• _What is required_:
Without the pictures, reproduce the records that follow exactly.

• _Provided records_:

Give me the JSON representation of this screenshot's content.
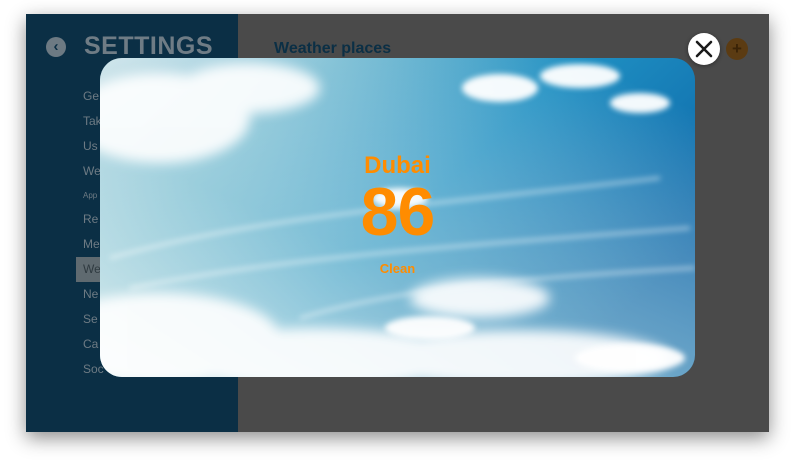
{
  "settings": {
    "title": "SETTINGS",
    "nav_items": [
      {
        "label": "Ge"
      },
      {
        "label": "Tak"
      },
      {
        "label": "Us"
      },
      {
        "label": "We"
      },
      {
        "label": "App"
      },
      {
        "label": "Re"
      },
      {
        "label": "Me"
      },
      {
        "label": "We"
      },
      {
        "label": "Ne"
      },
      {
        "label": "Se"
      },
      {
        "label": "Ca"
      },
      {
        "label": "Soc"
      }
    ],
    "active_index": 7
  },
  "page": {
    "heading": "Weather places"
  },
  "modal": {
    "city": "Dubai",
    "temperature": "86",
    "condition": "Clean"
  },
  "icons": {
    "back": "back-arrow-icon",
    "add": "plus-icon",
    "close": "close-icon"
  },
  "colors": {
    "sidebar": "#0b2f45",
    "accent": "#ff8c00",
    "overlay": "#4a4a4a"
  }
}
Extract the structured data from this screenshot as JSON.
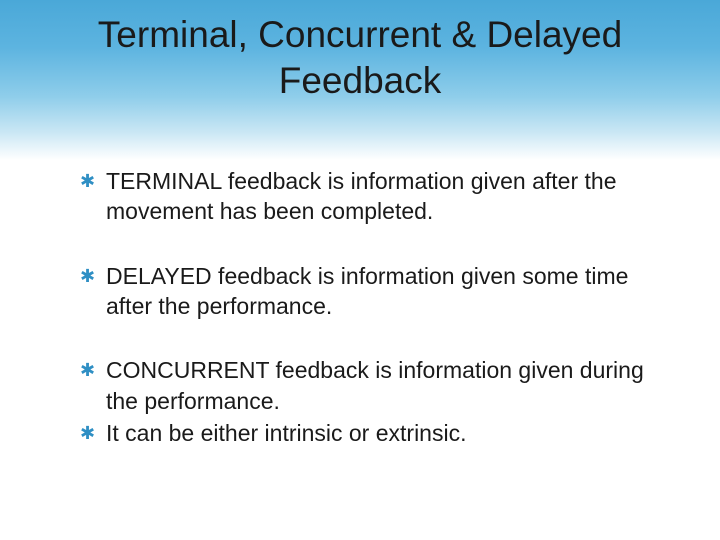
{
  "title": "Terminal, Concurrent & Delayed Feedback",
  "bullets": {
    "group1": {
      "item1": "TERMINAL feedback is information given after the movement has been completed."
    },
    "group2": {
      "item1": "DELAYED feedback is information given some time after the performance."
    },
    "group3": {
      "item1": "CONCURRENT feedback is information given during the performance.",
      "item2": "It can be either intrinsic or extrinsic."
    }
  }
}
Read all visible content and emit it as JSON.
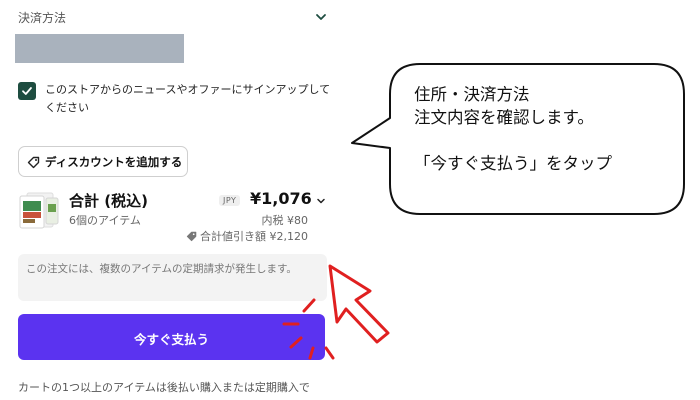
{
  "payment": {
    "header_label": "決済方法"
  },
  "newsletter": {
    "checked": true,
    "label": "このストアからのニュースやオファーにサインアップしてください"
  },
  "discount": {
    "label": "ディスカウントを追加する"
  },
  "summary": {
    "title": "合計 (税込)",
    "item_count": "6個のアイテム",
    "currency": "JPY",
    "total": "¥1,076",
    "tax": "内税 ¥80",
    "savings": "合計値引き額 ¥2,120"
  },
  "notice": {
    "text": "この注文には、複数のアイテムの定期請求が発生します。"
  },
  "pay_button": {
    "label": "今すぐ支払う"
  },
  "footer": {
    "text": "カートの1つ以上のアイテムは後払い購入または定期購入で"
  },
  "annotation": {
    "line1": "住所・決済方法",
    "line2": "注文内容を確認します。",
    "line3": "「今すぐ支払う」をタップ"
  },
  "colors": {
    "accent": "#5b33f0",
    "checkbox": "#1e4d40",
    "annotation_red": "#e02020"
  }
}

• _Solution below_:
Give me the JSON representation of this screenshot's content.
{
  "settings": {
    "title": "SETTINGS",
    "nav_items": [
      {
        "label": "Ge"
      },
      {
        "label": "Tak"
      },
      {
        "label": "Us"
      },
      {
        "label": "We"
      },
      {
        "label": "App"
      },
      {
        "label": "Re"
      },
      {
        "label": "Me"
      },
      {
        "label": "We"
      },
      {
        "label": "Ne"
      },
      {
        "label": "Se"
      },
      {
        "label": "Ca"
      },
      {
        "label": "Soc"
      }
    ],
    "active_index": 7
  },
  "page": {
    "heading": "Weather places"
  },
  "modal": {
    "city": "Dubai",
    "temperature": "86",
    "condition": "Clean"
  },
  "icons": {
    "back": "back-arrow-icon",
    "add": "plus-icon",
    "close": "close-icon"
  },
  "colors": {
    "sidebar": "#0b2f45",
    "accent": "#ff8c00",
    "overlay": "#4a4a4a"
  }
}
Extract the structured data from this screenshot as JSON.
{
  "title": "Terminal, Concurrent & Delayed Feedback",
  "bullets": {
    "group1": {
      "item1": "TERMINAL feedback is information given after the movement has been completed."
    },
    "group2": {
      "item1": "DELAYED feedback is information given some time after the performance."
    },
    "group3": {
      "item1": "CONCURRENT feedback is information given during the performance.",
      "item2": "It can be either intrinsic or extrinsic."
    }
  }
}
Read all visible content and emit it as JSON.
{
  "payment": {
    "header_label": "決済方法"
  },
  "newsletter": {
    "checked": true,
    "label": "このストアからのニュースやオファーにサインアップしてください"
  },
  "discount": {
    "label": "ディスカウントを追加する"
  },
  "summary": {
    "title": "合計 (税込)",
    "item_count": "6個のアイテム",
    "currency": "JPY",
    "total": "¥1,076",
    "tax": "内税 ¥80",
    "savings": "合計値引き額 ¥2,120"
  },
  "notice": {
    "text": "この注文には、複数のアイテムの定期請求が発生します。"
  },
  "pay_button": {
    "label": "今すぐ支払う"
  },
  "footer": {
    "text": "カートの1つ以上のアイテムは後払い購入または定期購入で"
  },
  "annotation": {
    "line1": "住所・決済方法",
    "line2": "注文内容を確認します。",
    "line3": "「今すぐ支払う」をタップ"
  },
  "colors": {
    "accent": "#5b33f0",
    "checkbox": "#1e4d40",
    "annotation_red": "#e02020"
  }
}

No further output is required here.